Challenge: Every entry must be given again exactly.
-.-.-
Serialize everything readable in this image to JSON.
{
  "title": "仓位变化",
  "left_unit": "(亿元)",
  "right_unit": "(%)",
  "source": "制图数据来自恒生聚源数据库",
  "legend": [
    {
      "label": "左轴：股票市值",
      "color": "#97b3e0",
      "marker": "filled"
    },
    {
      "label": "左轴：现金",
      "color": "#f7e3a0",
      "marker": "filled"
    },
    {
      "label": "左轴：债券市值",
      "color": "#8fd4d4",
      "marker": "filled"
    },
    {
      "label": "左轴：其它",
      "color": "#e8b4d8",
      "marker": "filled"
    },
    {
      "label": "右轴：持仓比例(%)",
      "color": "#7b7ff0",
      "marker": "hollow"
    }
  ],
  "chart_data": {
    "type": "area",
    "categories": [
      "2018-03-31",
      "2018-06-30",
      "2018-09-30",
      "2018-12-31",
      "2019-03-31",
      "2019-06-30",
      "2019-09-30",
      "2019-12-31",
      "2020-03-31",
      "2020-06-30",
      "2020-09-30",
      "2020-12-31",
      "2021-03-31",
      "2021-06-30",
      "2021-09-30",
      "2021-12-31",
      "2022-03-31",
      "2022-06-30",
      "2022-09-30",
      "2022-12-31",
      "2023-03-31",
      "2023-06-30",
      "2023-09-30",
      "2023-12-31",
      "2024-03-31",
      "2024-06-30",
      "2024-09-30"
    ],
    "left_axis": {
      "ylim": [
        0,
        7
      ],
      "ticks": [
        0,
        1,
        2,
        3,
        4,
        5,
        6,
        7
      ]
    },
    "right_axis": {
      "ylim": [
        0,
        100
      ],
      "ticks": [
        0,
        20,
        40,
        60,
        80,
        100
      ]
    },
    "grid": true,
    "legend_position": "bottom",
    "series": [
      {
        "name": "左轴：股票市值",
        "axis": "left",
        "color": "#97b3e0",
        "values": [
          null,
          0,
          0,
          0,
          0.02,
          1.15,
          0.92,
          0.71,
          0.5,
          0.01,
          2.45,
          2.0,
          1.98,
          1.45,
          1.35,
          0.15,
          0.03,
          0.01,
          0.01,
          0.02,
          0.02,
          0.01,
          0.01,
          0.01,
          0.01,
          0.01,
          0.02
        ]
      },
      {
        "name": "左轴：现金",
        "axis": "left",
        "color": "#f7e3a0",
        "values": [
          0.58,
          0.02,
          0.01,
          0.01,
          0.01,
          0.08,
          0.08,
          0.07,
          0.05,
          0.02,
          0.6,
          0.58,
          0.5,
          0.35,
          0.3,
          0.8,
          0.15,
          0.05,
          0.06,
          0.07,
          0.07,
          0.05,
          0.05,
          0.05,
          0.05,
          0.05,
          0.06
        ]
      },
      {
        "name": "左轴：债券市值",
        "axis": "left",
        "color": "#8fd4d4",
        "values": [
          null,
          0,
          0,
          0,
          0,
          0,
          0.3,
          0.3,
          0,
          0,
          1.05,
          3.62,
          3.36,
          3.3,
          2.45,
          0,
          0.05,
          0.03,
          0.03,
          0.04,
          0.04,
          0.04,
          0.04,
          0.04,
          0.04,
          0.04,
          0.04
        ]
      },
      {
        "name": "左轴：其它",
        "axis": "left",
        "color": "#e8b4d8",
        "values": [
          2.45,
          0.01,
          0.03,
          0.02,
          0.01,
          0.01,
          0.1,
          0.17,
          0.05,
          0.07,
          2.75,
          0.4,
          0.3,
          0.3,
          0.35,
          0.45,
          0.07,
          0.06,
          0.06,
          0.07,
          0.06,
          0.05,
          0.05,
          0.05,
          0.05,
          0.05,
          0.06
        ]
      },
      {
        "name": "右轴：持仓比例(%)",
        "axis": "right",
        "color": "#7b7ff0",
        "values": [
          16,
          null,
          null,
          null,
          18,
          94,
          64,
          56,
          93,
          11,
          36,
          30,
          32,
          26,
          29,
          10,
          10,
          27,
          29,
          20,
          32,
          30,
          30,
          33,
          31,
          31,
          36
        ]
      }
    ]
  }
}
-.-.-
Reply to the task:
Serialize everything readable in this image to JSON.
{
  "title": "仓位变化",
  "left_unit": "(亿元)",
  "right_unit": "(%)",
  "source": "制图数据来自恒生聚源数据库",
  "legend": [
    {
      "label": "左轴：股票市值",
      "color": "#97b3e0",
      "marker": "filled"
    },
    {
      "label": "左轴：现金",
      "color": "#f7e3a0",
      "marker": "filled"
    },
    {
      "label": "左轴：债券市值",
      "color": "#8fd4d4",
      "marker": "filled"
    },
    {
      "label": "左轴：其它",
      "color": "#e8b4d8",
      "marker": "filled"
    },
    {
      "label": "右轴：持仓比例(%)",
      "color": "#7b7ff0",
      "marker": "hollow"
    }
  ],
  "chart_data": {
    "type": "area",
    "categories": [
      "2018-03-31",
      "2018-06-30",
      "2018-09-30",
      "2018-12-31",
      "2019-03-31",
      "2019-06-30",
      "2019-09-30",
      "2019-12-31",
      "2020-03-31",
      "2020-06-30",
      "2020-09-30",
      "2020-12-31",
      "2021-03-31",
      "2021-06-30",
      "2021-09-30",
      "2021-12-31",
      "2022-03-31",
      "2022-06-30",
      "2022-09-30",
      "2022-12-31",
      "2023-03-31",
      "2023-06-30",
      "2023-09-30",
      "2023-12-31",
      "2024-03-31",
      "2024-06-30",
      "2024-09-30"
    ],
    "left_axis": {
      "ylim": [
        0,
        7
      ],
      "ticks": [
        0,
        1,
        2,
        3,
        4,
        5,
        6,
        7
      ]
    },
    "right_axis": {
      "ylim": [
        0,
        100
      ],
      "ticks": [
        0,
        20,
        40,
        60,
        80,
        100
      ]
    },
    "grid": true,
    "legend_position": "bottom",
    "series": [
      {
        "name": "左轴：股票市值",
        "axis": "left",
        "color": "#97b3e0",
        "values": [
          null,
          0,
          0,
          0,
          0.02,
          1.15,
          0.92,
          0.71,
          0.5,
          0.01,
          2.45,
          2.0,
          1.98,
          1.45,
          1.35,
          0.15,
          0.03,
          0.01,
          0.01,
          0.02,
          0.02,
          0.01,
          0.01,
          0.01,
          0.01,
          0.01,
          0.02
        ]
      },
      {
        "name": "左轴：现金",
        "axis": "left",
        "color": "#f7e3a0",
        "values": [
          0.58,
          0.02,
          0.01,
          0.01,
          0.01,
          0.08,
          0.08,
          0.07,
          0.05,
          0.02,
          0.6,
          0.58,
          0.5,
          0.35,
          0.3,
          0.8,
          0.15,
          0.05,
          0.06,
          0.07,
          0.07,
          0.05,
          0.05,
          0.05,
          0.05,
          0.05,
          0.06
        ]
      },
      {
        "name": "左轴：债券市值",
        "axis": "left",
        "color": "#8fd4d4",
        "values": [
          null,
          0,
          0,
          0,
          0,
          0,
          0.3,
          0.3,
          0,
          0,
          1.05,
          3.62,
          3.36,
          3.3,
          2.45,
          0,
          0.05,
          0.03,
          0.03,
          0.04,
          0.04,
          0.04,
          0.04,
          0.04,
          0.04,
          0.04,
          0.04
        ]
      },
      {
        "name": "左轴：其它",
        "axis": "left",
        "color": "#e8b4d8",
        "values": [
          2.45,
          0.01,
          0.03,
          0.02,
          0.01,
          0.01,
          0.1,
          0.17,
          0.05,
          0.07,
          2.75,
          0.4,
          0.3,
          0.3,
          0.35,
          0.45,
          0.07,
          0.06,
          0.06,
          0.07,
          0.06,
          0.05,
          0.05,
          0.05,
          0.05,
          0.05,
          0.06
        ]
      },
      {
        "name": "右轴：持仓比例(%)",
        "axis": "right",
        "color": "#7b7ff0",
        "values": [
          16,
          null,
          null,
          null,
          18,
          94,
          64,
          56,
          93,
          11,
          36,
          30,
          32,
          26,
          29,
          10,
          10,
          27,
          29,
          20,
          32,
          30,
          30,
          33,
          31,
          31,
          36
        ]
      }
    ]
  }
}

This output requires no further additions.